__Records provided__

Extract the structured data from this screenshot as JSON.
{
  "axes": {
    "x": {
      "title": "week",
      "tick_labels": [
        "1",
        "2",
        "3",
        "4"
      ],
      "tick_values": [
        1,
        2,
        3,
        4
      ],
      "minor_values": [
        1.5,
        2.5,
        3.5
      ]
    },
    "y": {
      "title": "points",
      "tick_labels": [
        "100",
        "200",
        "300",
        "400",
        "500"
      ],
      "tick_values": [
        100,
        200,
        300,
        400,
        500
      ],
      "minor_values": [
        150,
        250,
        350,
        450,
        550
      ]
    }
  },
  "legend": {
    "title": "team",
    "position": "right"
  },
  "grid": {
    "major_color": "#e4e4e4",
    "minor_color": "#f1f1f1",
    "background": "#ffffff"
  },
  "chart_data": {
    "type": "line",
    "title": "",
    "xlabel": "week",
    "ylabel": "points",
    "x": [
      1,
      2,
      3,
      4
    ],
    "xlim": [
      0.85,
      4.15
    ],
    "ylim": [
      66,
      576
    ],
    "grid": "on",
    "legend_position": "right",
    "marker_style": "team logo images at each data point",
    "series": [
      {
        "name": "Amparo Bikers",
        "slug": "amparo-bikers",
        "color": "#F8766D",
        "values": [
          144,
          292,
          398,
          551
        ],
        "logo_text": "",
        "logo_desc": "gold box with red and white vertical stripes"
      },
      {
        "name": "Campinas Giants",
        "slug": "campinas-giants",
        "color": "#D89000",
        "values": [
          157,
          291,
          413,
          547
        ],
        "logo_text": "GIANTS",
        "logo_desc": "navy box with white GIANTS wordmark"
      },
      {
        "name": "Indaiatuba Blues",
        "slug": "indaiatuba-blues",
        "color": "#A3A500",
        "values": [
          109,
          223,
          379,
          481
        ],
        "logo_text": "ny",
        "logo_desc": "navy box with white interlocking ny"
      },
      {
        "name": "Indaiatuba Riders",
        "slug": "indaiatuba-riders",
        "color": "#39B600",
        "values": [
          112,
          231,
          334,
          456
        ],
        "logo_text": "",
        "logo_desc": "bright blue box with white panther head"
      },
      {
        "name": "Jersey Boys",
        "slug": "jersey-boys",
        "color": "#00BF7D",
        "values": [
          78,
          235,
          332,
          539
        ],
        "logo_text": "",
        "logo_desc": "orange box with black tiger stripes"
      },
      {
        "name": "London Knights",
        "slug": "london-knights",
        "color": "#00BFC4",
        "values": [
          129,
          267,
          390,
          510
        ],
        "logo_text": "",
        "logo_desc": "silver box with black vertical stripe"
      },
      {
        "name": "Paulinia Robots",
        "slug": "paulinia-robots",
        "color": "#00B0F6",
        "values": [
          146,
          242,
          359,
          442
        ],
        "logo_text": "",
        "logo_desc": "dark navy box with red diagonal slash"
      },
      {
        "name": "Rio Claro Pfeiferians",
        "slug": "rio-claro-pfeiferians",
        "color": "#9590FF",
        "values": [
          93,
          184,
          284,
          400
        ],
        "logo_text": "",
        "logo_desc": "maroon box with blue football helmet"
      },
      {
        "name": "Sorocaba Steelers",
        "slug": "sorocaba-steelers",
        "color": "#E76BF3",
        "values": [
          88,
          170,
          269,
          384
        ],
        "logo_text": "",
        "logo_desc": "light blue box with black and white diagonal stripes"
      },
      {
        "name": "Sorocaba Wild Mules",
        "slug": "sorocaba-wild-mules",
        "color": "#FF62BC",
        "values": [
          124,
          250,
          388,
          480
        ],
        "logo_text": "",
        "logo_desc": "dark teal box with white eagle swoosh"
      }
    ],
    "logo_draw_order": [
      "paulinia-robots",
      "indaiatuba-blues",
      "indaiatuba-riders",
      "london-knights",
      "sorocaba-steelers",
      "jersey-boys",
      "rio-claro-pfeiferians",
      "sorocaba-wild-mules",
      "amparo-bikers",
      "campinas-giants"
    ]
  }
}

__Work instructions__
The string "white" may appear in lines of the listing above; tally those lines and give the number only.

__Completed exercise__
6